* BEGIN *
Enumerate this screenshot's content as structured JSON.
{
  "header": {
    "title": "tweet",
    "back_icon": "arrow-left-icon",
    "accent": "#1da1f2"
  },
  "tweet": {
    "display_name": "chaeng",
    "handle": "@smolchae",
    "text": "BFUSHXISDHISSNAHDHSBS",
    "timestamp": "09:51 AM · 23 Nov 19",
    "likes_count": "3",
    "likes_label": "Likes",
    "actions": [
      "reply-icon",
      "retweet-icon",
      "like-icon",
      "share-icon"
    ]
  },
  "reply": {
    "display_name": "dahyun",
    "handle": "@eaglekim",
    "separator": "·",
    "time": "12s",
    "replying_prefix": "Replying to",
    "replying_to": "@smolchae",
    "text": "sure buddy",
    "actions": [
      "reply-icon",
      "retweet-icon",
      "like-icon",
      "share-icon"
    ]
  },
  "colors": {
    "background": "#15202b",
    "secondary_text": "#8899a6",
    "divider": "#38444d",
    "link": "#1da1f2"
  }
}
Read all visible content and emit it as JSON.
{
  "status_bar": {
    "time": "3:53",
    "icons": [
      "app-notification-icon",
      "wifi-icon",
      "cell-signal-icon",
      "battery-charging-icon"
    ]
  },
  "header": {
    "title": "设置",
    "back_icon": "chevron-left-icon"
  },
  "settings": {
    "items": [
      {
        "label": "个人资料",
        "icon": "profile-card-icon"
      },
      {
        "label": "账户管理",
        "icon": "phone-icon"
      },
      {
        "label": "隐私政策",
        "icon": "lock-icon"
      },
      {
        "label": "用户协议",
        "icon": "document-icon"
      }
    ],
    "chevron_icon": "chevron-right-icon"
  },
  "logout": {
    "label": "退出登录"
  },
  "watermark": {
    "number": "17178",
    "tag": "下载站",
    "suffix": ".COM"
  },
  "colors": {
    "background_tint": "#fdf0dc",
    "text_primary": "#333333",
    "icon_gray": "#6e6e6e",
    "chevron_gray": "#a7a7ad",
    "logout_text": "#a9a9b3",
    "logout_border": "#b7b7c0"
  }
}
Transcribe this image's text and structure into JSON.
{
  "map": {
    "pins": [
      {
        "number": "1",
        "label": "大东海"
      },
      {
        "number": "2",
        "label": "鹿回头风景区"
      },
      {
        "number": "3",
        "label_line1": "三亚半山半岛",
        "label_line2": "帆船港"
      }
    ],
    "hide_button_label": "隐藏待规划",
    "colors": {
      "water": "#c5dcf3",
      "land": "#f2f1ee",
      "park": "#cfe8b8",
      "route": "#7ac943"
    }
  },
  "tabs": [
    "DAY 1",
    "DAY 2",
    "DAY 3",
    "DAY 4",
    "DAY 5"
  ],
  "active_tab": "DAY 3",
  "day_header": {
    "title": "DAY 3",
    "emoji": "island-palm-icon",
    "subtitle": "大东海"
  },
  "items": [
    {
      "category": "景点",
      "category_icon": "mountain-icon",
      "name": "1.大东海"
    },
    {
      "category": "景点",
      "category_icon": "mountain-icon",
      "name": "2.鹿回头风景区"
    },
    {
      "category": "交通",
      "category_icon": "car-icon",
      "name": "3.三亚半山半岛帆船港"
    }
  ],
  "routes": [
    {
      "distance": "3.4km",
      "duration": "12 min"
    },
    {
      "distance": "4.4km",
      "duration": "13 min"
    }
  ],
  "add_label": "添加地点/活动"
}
* END *
#### [Exercise requirements]
Tally the lines of the data that hold the string "left". Answer with the number and nothing more.

#### [The answer]
2